Task details: Every line with the word "éclairé" in it should be extracted from the data that follows.

----

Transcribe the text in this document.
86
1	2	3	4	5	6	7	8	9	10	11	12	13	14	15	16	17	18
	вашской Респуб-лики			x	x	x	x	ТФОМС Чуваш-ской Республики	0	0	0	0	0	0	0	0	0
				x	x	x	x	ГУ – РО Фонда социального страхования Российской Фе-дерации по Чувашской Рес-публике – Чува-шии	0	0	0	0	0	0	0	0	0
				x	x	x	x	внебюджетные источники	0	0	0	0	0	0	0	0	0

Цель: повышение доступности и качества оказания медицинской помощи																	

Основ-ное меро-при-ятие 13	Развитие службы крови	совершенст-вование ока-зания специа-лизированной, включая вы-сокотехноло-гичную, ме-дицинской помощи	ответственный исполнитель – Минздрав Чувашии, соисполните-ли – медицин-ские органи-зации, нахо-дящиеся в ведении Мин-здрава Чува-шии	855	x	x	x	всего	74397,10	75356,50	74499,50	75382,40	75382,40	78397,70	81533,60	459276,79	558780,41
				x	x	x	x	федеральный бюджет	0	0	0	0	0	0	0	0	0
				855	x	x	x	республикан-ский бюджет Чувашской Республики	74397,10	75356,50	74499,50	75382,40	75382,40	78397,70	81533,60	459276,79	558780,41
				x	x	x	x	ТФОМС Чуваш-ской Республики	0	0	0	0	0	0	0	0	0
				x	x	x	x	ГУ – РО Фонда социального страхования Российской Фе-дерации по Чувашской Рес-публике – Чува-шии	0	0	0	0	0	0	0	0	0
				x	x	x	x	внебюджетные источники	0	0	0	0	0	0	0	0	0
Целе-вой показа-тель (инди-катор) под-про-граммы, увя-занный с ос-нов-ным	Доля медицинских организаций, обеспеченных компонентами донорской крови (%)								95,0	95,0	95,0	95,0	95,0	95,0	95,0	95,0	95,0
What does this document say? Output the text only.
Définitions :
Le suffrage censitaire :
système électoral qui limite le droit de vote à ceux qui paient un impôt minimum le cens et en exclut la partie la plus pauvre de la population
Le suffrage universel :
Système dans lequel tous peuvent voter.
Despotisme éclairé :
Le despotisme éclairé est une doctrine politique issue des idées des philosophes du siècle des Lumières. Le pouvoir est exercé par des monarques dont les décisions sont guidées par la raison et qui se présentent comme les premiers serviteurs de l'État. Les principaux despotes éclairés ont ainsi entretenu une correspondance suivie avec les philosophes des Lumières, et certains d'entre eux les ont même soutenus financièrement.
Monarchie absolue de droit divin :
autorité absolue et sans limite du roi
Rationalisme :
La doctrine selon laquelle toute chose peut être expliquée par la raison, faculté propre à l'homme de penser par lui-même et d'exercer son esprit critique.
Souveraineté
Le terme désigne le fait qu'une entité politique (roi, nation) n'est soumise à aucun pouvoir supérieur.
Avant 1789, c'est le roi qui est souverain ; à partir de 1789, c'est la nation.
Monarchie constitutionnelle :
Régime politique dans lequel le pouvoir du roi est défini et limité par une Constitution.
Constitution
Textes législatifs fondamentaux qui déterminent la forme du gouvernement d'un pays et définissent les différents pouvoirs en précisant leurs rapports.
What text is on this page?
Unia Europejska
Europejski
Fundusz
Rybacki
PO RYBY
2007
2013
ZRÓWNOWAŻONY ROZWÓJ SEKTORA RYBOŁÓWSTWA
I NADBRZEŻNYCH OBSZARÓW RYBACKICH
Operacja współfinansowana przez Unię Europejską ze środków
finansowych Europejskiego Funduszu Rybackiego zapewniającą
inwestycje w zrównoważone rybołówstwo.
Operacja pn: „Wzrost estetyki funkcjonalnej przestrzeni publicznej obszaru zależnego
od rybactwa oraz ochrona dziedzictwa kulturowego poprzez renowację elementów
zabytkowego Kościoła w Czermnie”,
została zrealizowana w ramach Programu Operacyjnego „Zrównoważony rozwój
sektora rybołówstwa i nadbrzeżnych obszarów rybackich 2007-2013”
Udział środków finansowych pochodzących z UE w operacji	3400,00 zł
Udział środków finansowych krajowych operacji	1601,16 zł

----

Result:
Despotisme éclairé :
Le despotisme éclairé est une doctrine politique issue des idées des philosophes du siècle des Lumières. Le pouvoir est exercé par des monarques dont les décisions sont guidées par la raison et qui se présentent comme les premiers serviteurs de l'État. Les principaux despotes éclairés ont ainsi entretenu une correspondance suivie avec les philosophes des Lumières, et certains d'entre eux les ont même soutenus financièrement.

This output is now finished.